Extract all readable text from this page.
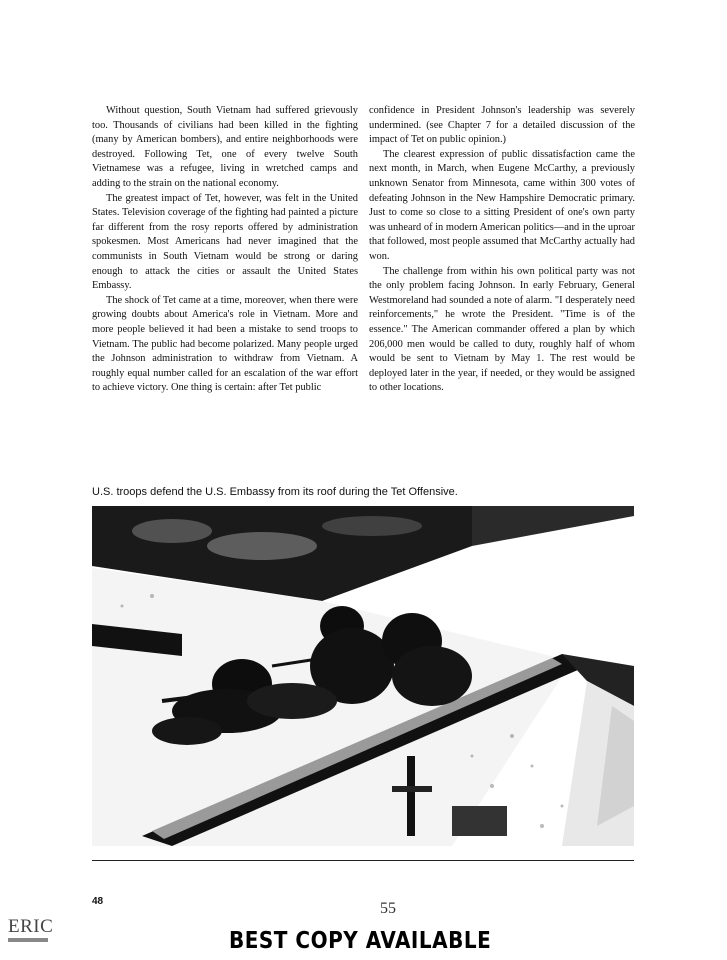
Without question, South Vietnam had suffered grievously too. Thousands of civilians had been killed in the fighting (many by American bombers), and entire neighborhoods were destroyed. Following Tet, one of every twelve South Vietnamese was a refugee, living in wretched camps and adding to the strain on the national economy.

The greatest impact of Tet, however, was felt in the United States. Television coverage of the fighting had painted a picture far different from the rosy reports offered by administration spokesmen. Most Americans had never imagined that the communists in South Vietnam would be strong or daring enough to attack the cities or assault the United States Embassy.

The shock of Tet came at a time, moreover, when there were growing doubts about America's role in Vietnam. More and more people believed it had been a mistake to send troops to Vietnam. The public had become polarized. Many people urged the Johnson administration to withdraw from Vietnam. A roughly equal number called for an escalation of the war effort to achieve victory. One thing is certain: after Tet public

confidence in President Johnson's leadership was severely undermined. (see Chapter 7 for a detailed discussion of the impact of Tet on public opinion.)

The clearest expression of public dissatisfaction came the next month, in March, when Eugene McCarthy, a previously unknown Senator from Minnesota, came within 300 votes of defeating Johnson in the New Hampshire Democratic primary. Just to come so close to a sitting President of one's own party was unheard of in modern American politics—and in the uproar that followed, most people assumed that McCarthy actually had won.

The challenge from within his own political party was not the only problem facing Johnson. In early February, General Westmoreland had sounded a note of alarm. "I desperately need reinforcements," he wrote the President. "Time is of the essence." The American commander offered a plan by which 206,000 men would be called to duty, roughly half of whom would be sent to Vietnam by May 1. The rest would be deployed later in the year, if needed, or they would be assigned to other locations.

U.S. troops defend the U.S. Embassy from its roof during the Tet Offensive.
48	55
BEST COPY AVAILABLE
ERIC
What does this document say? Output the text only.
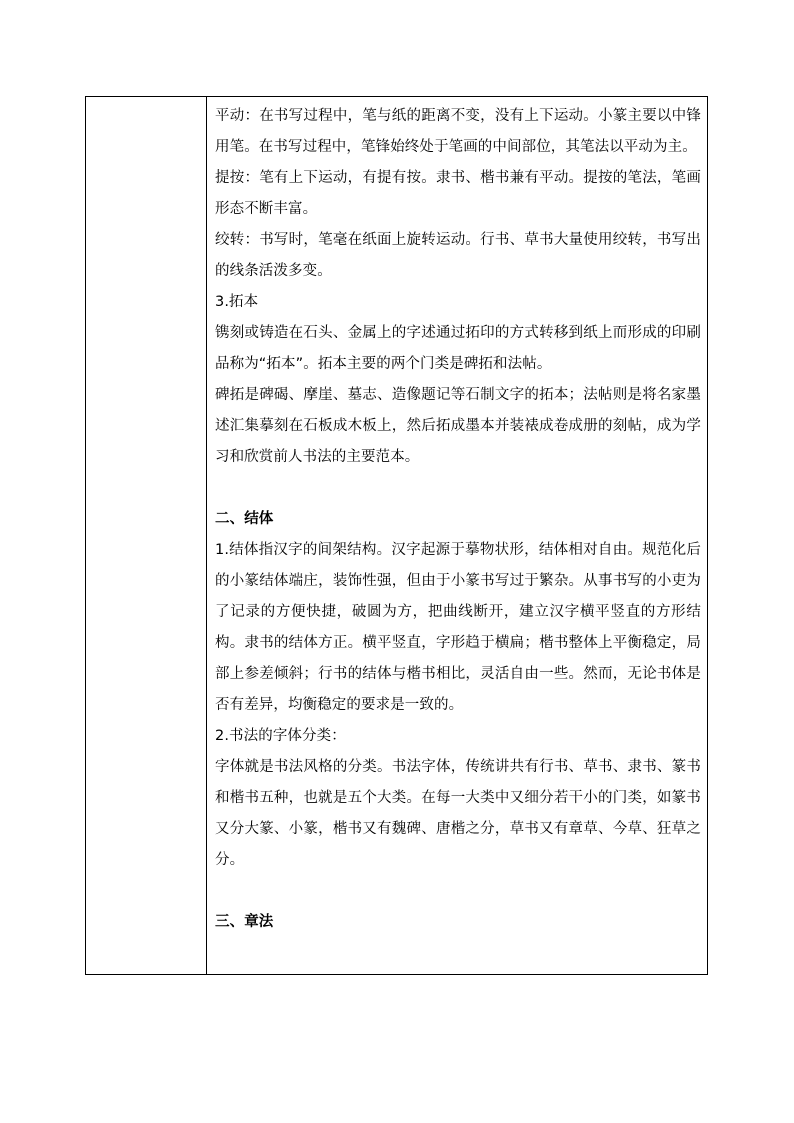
平动：在书写过程中，笔与纸的距离不变，没有上下运动。小篆主要以中锋用笔。在书写过程中，笔锋始终处于笔画的中间部位，其笔法以平动为主。

提按：笔有上下运动，有提有按。隶书、楷书兼有平动。提按的笔法，笔画形态不断丰富。

绞转：书写时，笔毫在纸面上旋转运动。行书、草书大量使用绞转，书写出的线条活泼多变。

3.拓本

镌刻或铸造在石头、金属上的字述通过拓印的方式转移到纸上而形成的印刷品称为“拓本”。拓本主要的两个门类是碑拓和法帖。

碑拓是碑碣、摩崖、墓志、造像题记等石制文字的拓本；法帖则是将名家墨述汇集摹刻在石板成木板上，然后拓成墨本并装裱成卷成册的刻帖，成为学习和欣赏前人书法的主要范本。

二、结体

1.结体指汉字的间架结构。汉字起源于摹物状形，结体相对自由。规范化后的小篆结体端庄，装饰性强，但由于小篆书写过于繁杂。从事书写的小吏为了记录的方便快捷，破圆为方，把曲线断开，建立汉字横平竖直的方形结构。隶书的结体方正。横平竖直，字形趋于横扁；楷书整体上平衡稳定，局部上参差倾斜；行书的结体与楷书相比，灵活自由一些。然而，无论书体是否有差异，均衡稳定的要求是一致的。

2.书法的字体分类：

字体就是书法风格的分类。书法字体，传统讲共有行书、草书、隶书、篆书和楷书五种，也就是五个大类。在每一大类中又细分若干小的门类，如篆书又分大篆、小篆，楷书又有魏碑、唐楷之分，草书又有章草、今草、狂草之分。

三、章法
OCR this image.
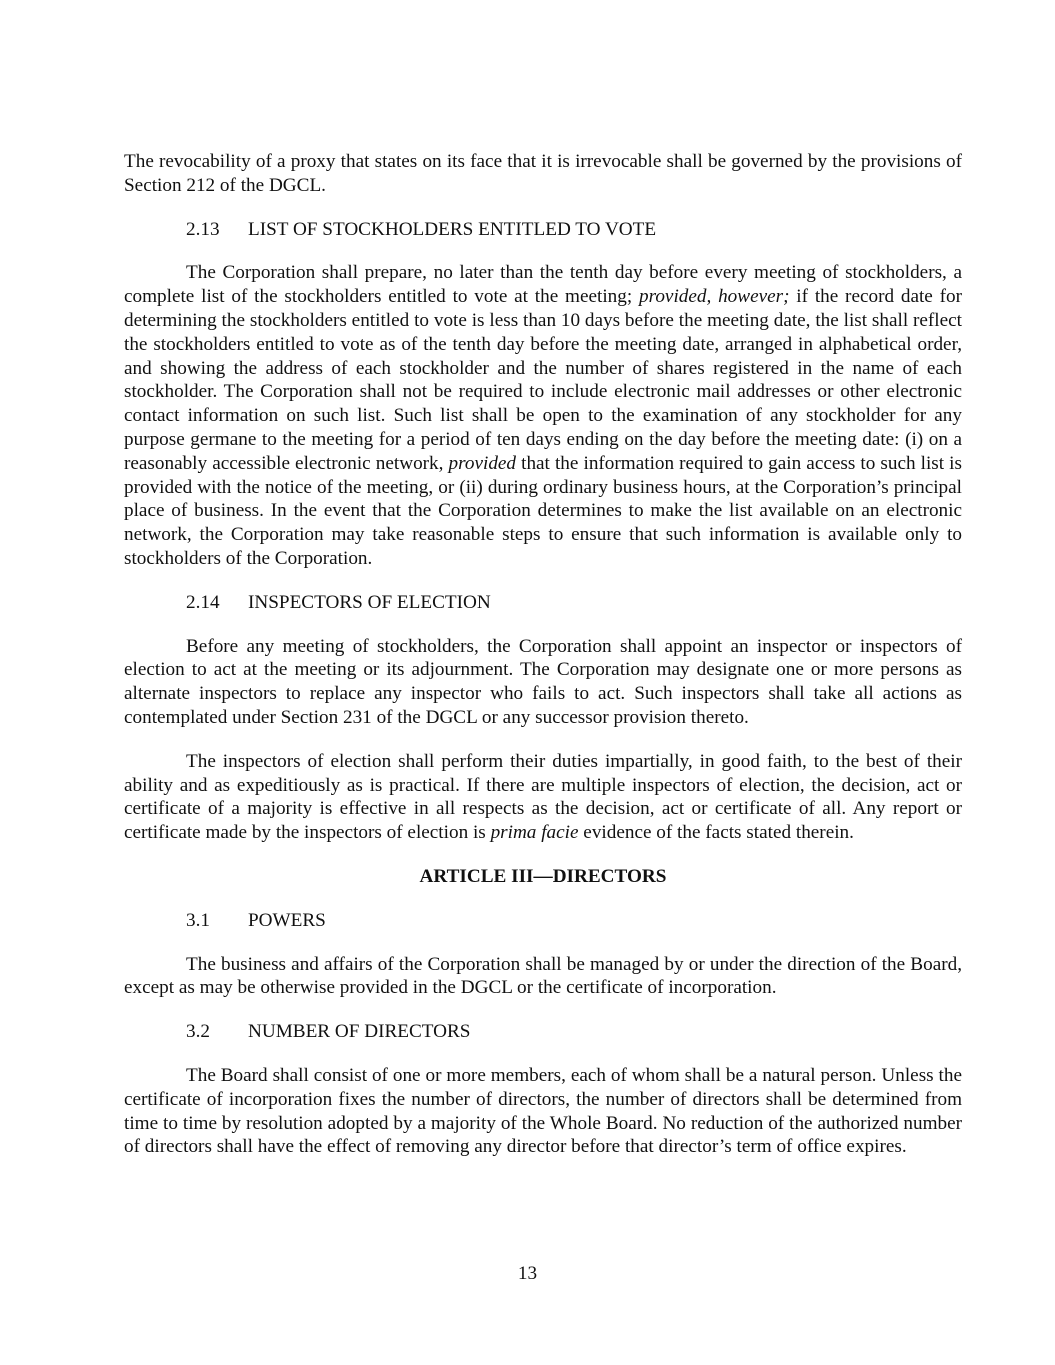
The revocability of a proxy that states on its face that it is irrevocable shall be governed by the provisions of Section 212 of the DGCL.

2.13 LIST OF STOCKHOLDERS ENTITLED TO VOTE

The Corporation shall prepare, no later than the tenth day before every meeting of stockholders, a complete list of the stockholders entitled to vote at the meeting; provided, however; if the record date for determining the stockholders entitled to vote is less than 10 days before the meeting date, the list shall reflect the stockholders entitled to vote as of the tenth day before the meeting date, arranged in alphabetical order, and showing the address of each stockholder and the number of shares registered in the name of each stockholder. The Corporation shall not be required to include electronic mail addresses or other electronic contact information on such list. Such list shall be open to the examination of any stockholder for any purpose germane to the meeting for a period of ten days ending on the day before the meeting date: (i) on a reasonably accessible electronic network, provided that the information required to gain access to such list is provided with the notice of the meeting, or (ii) during ordinary business hours, at the Corporation’s principal place of business. In the event that the Corporation determines to make the list available on an electronic network, the Corporation may take reasonable steps to ensure that such information is available only to stockholders of the Corporation.

2.14 INSPECTORS OF ELECTION

Before any meeting of stockholders, the Corporation shall appoint an inspector or inspectors of election to act at the meeting or its adjournment. The Corporation may designate one or more persons as alternate inspectors to replace any inspector who fails to act. Such inspectors shall take all actions as contemplated under Section 231 of the DGCL or any successor provision thereto.

The inspectors of election shall perform their duties impartially, in good faith, to the best of their ability and as expeditiously as is practical. If there are multiple inspectors of election, the decision, act or certificate of a majority is effective in all respects as the decision, act or certificate of all. Any report or certificate made by the inspectors of election is prima facie evidence of the facts stated therein.

ARTICLE III—DIRECTORS

3.1 POWERS

The business and affairs of the Corporation shall be managed by or under the direction of the Board, except as may be otherwise provided in the DGCL or the certificate of incorporation.

3.2 NUMBER OF DIRECTORS

The Board shall consist of one or more members, each of whom shall be a natural person. Unless the certificate of incorporation fixes the number of directors, the number of directors shall be determined from time to time by resolution adopted by a majority of the Whole Board. No reduction of the authorized number of directors shall have the effect of removing any director before that director’s term of office expires.

13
● ● ●
▶ **Challenge**:
Pick out the lines containing the string "Board" and show them.

▶ **Result of the exercise**:
The business and affairs of the Corporation shall be managed by or under the direction of the Board, except as may be otherwise provided in the DGCL or the certificate of incorporation.
The Board shall consist of one or more members, each of whom shall be a natural person. Unless the certificate of incorporation fixes the number of directors, the number of directors shall be determined from time to time by resolution adopted by a majority of the Whole Board. No reduction of the authorized number of directors shall have the effect of removing any director before that director’s term of office expires.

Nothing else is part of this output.